>> START MATERIAL

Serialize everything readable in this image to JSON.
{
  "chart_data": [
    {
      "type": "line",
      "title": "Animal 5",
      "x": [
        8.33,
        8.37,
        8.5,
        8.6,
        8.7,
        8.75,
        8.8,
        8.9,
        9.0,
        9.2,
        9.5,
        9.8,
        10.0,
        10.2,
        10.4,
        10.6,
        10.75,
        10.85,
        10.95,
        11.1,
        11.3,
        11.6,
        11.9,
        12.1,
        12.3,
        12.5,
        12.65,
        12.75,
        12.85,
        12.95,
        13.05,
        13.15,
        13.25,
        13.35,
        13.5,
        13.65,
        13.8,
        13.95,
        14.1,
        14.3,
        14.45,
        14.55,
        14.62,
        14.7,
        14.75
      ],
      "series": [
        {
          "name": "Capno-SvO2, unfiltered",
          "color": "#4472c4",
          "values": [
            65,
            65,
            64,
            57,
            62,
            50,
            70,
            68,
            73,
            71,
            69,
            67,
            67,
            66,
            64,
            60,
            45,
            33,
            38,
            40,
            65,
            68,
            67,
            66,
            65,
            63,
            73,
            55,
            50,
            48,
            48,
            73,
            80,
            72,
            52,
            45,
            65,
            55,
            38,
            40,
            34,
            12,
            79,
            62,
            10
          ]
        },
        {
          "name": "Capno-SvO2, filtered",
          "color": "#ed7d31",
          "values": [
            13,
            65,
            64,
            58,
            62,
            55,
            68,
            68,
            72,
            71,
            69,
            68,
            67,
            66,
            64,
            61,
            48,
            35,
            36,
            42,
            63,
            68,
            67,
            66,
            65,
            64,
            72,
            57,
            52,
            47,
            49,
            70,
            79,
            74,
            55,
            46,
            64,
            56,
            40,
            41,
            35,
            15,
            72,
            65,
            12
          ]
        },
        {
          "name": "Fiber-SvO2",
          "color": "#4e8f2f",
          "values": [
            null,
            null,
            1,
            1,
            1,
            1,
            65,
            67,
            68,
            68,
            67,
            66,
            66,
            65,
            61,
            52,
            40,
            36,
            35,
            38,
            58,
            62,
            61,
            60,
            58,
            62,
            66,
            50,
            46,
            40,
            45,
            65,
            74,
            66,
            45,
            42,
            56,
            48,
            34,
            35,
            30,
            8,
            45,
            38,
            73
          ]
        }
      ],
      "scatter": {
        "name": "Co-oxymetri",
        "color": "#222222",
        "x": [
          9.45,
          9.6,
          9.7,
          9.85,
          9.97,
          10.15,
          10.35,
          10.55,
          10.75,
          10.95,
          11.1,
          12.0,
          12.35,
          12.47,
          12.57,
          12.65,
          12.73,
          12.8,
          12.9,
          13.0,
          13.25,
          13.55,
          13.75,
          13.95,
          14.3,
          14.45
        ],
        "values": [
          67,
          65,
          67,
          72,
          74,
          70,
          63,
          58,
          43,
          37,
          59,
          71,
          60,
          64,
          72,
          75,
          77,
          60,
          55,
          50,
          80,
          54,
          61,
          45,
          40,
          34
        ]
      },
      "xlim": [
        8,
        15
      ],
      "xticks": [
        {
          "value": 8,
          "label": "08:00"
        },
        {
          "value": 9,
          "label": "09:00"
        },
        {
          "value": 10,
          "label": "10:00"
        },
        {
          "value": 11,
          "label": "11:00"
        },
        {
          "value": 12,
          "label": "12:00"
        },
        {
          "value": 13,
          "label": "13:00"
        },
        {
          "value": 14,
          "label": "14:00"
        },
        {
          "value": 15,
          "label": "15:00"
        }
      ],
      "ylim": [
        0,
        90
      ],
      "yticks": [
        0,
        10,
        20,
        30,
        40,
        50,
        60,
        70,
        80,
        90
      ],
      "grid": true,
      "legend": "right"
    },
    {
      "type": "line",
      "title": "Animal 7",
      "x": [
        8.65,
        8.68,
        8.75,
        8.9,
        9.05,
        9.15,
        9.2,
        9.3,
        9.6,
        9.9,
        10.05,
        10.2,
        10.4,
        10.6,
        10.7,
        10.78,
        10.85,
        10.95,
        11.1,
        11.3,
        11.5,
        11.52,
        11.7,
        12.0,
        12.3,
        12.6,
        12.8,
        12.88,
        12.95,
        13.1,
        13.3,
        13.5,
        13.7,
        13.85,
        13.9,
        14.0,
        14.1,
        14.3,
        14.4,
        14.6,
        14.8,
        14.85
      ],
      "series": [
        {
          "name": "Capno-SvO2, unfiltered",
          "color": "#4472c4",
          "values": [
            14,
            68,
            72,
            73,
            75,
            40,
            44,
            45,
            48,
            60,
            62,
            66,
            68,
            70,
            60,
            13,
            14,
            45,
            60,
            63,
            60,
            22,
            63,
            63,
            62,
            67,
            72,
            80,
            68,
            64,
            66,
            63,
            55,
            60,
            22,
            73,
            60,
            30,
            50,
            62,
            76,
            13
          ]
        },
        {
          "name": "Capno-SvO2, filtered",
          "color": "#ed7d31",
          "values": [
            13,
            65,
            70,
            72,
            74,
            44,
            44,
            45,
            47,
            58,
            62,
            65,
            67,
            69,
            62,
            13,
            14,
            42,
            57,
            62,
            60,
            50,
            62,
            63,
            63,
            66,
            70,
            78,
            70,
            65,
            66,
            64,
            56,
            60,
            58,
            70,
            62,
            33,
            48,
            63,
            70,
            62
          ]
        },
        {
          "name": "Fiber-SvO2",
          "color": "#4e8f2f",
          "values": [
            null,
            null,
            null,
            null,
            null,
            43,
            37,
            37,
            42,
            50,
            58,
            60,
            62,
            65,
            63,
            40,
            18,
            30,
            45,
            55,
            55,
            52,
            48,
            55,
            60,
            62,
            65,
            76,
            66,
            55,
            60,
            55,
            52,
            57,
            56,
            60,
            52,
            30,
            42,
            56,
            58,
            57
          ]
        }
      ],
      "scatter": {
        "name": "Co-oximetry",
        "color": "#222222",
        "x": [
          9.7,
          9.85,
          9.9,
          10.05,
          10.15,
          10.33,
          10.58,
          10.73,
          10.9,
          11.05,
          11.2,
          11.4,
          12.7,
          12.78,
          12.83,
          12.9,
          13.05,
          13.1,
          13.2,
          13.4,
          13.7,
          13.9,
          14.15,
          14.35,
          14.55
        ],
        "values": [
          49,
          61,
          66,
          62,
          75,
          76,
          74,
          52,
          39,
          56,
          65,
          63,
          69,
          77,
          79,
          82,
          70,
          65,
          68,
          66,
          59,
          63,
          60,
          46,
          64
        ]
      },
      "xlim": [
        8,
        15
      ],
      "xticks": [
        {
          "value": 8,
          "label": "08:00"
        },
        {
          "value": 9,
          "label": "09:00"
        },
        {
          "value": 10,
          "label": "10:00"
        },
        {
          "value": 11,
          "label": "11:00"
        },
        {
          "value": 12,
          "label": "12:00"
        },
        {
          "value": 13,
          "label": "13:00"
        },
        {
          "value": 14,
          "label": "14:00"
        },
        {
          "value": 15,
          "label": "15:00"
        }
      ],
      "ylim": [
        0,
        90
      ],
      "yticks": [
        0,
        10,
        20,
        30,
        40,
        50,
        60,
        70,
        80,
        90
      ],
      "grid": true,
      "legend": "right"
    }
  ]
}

>> END MATERIAL

Copy out the whole listing exactly as written.

Serialize everything readable in this image to JSON.
{
  "chart_data": [
    {
      "type": "line",
      "title": "Animal 5",
      "x": [
        8.33,
        8.37,
        8.5,
        8.6,
        8.7,
        8.75,
        8.8,
        8.9,
        9.0,
        9.2,
        9.5,
        9.8,
        10.0,
        10.2,
        10.4,
        10.6,
        10.75,
        10.85,
        10.95,
        11.1,
        11.3,
        11.6,
        11.9,
        12.1,
        12.3,
        12.5,
        12.65,
        12.75,
        12.85,
        12.95,
        13.05,
        13.15,
        13.25,
        13.35,
        13.5,
        13.65,
        13.8,
        13.95,
        14.1,
        14.3,
        14.45,
        14.55,
        14.62,
        14.7,
        14.75
      ],
      "series": [
        {
          "name": "Capno-SvO2, unfiltered",
          "color": "#4472c4",
          "values": [
            65,
            65,
            64,
            57,
            62,
            50,
            70,
            68,
            73,
            71,
            69,
            67,
            67,
            66,
            64,
            60,
            45,
            33,
            38,
            40,
            65,
            68,
            67,
            66,
            65,
            63,
            73,
            55,
            50,
            48,
            48,
            73,
            80,
            72,
            52,
            45,
            65,
            55,
            38,
            40,
            34,
            12,
            79,
            62,
            10
          ]
        },
        {
          "name": "Capno-SvO2, filtered",
          "color": "#ed7d31",
          "values": [
            13,
            65,
            64,
            58,
            62,
            55,
            68,
            68,
            72,
            71,
            69,
            68,
            67,
            66,
            64,
            61,
            48,
            35,
            36,
            42,
            63,
            68,
            67,
            66,
            65,
            64,
            72,
            57,
            52,
            47,
            49,
            70,
            79,
            74,
            55,
            46,
            64,
            56,
            40,
            41,
            35,
            15,
            72,
            65,
            12
          ]
        },
        {
          "name": "Fiber-SvO2",
          "color": "#4e8f2f",
          "values": [
            null,
            null,
            1,
            1,
            1,
            1,
            65,
            67,
            68,
            68,
            67,
            66,
            66,
            65,
            61,
            52,
            40,
            36,
            35,
            38,
            58,
            62,
            61,
            60,
            58,
            62,
            66,
            50,
            46,
            40,
            45,
            65,
            74,
            66,
            45,
            42,
            56,
            48,
            34,
            35,
            30,
            8,
            45,
            38,
            73
          ]
        }
      ],
      "scatter": {
        "name": "Co-oxymetri",
        "color": "#222222",
        "x": [
          9.45,
          9.6,
          9.7,
          9.85,
          9.97,
          10.15,
          10.35,
          10.55,
          10.75,
          10.95,
          11.1,
          12.0,
          12.35,
          12.47,
          12.57,
          12.65,
          12.73,
          12.8,
          12.9,
          13.0,
          13.25,
          13.55,
          13.75,
          13.95,
          14.3,
          14.45
        ],
        "values": [
          67,
          65,
          67,
          72,
          74,
          70,
          63,
          58,
          43,
          37,
          59,
          71,
          60,
          64,
          72,
          75,
          77,
          60,
          55,
          50,
          80,
          54,
          61,
          45,
          40,
          34
        ]
      },
      "xlim": [
        8,
        15
      ],
      "xticks": [
        {
          "value": 8,
          "label": "08:00"
        },
        {
          "value": 9,
          "label": "09:00"
        },
        {
          "value": 10,
          "label": "10:00"
        },
        {
          "value": 11,
          "label": "11:00"
        },
        {
          "value": 12,
          "label": "12:00"
        },
        {
          "value": 13,
          "label": "13:00"
        },
        {
          "value": 14,
          "label": "14:00"
        },
        {
          "value": 15,
          "label": "15:00"
        }
      ],
      "ylim": [
        0,
        90
      ],
      "yticks": [
        0,
        10,
        20,
        30,
        40,
        50,
        60,
        70,
        80,
        90
      ],
      "grid": true,
      "legend": "right"
    },
    {
      "type": "line",
      "title": "Animal 7",
      "x": [
        8.65,
        8.68,
        8.75,
        8.9,
        9.05,
        9.15,
        9.2,
        9.3,
        9.6,
        9.9,
        10.05,
        10.2,
        10.4,
        10.6,
        10.7,
        10.78,
        10.85,
        10.95,
        11.1,
        11.3,
        11.5,
        11.52,
        11.7,
        12.0,
        12.3,
        12.6,
        12.8,
        12.88,
        12.95,
        13.1,
        13.3,
        13.5,
        13.7,
        13.85,
        13.9,
        14.0,
        14.1,
        14.3,
        14.4,
        14.6,
        14.8,
        14.85
      ],
      "series": [
        {
          "name": "Capno-SvO2, unfiltered",
          "color": "#4472c4",
          "values": [
            14,
            68,
            72,
            73,
            75,
            40,
            44,
            45,
            48,
            60,
            62,
            66,
            68,
            70,
            60,
            13,
            14,
            45,
            60,
            63,
            60,
            22,
            63,
            63,
            62,
            67,
            72,
            80,
            68,
            64,
            66,
            63,
            55,
            60,
            22,
            73,
            60,
            30,
            50,
            62,
            76,
            13
          ]
        },
        {
          "name": "Capno-SvO2, filtered",
          "color": "#ed7d31",
          "values": [
            13,
            65,
            70,
            72,
            74,
            44,
            44,
            45,
            47,
            58,
            62,
            65,
            67,
            69,
            62,
            13,
            14,
            42,
            57,
            62,
            60,
            50,
            62,
            63,
            63,
            66,
            70,
            78,
            70,
            65,
            66,
            64,
            56,
            60,
            58,
            70,
            62,
            33,
            48,
            63,
            70,
            62
          ]
        },
        {
          "name": "Fiber-SvO2",
          "color": "#4e8f2f",
          "values": [
            null,
            null,
            null,
            null,
            null,
            43,
            37,
            37,
            42,
            50,
            58,
            60,
            62,
            65,
            63,
            40,
            18,
            30,
            45,
            55,
            55,
            52,
            48,
            55,
            60,
            62,
            65,
            76,
            66,
            55,
            60,
            55,
            52,
            57,
            56,
            60,
            52,
            30,
            42,
            56,
            58,
            57
          ]
        }
      ],
      "scatter": {
        "name": "Co-oximetry",
        "color": "#222222",
        "x": [
          9.7,
          9.85,
          9.9,
          10.05,
          10.15,
          10.33,
          10.58,
          10.73,
          10.9,
          11.05,
          11.2,
          11.4,
          12.7,
          12.78,
          12.83,
          12.9,
          13.05,
          13.1,
          13.2,
          13.4,
          13.7,
          13.9,
          14.15,
          14.35,
          14.55
        ],
        "values": [
          49,
          61,
          66,
          62,
          75,
          76,
          74,
          52,
          39,
          56,
          65,
          63,
          69,
          77,
          79,
          82,
          70,
          65,
          68,
          66,
          59,
          63,
          60,
          46,
          64
        ]
      },
      "xlim": [
        8,
        15
      ],
      "xticks": [
        {
          "value": 8,
          "label": "08:00"
        },
        {
          "value": 9,
          "label": "09:00"
        },
        {
          "value": 10,
          "label": "10:00"
        },
        {
          "value": 11,
          "label": "11:00"
        },
        {
          "value": 12,
          "label": "12:00"
        },
        {
          "value": 13,
          "label": "13:00"
        },
        {
          "value": 14,
          "label": "14:00"
        },
        {
          "value": 15,
          "label": "15:00"
        }
      ],
      "ylim": [
        0,
        90
      ],
      "yticks": [
        0,
        10,
        20,
        30,
        40,
        50,
        60,
        70,
        80,
        90
      ],
      "grid": true,
      "legend": "right"
    }
  ]
}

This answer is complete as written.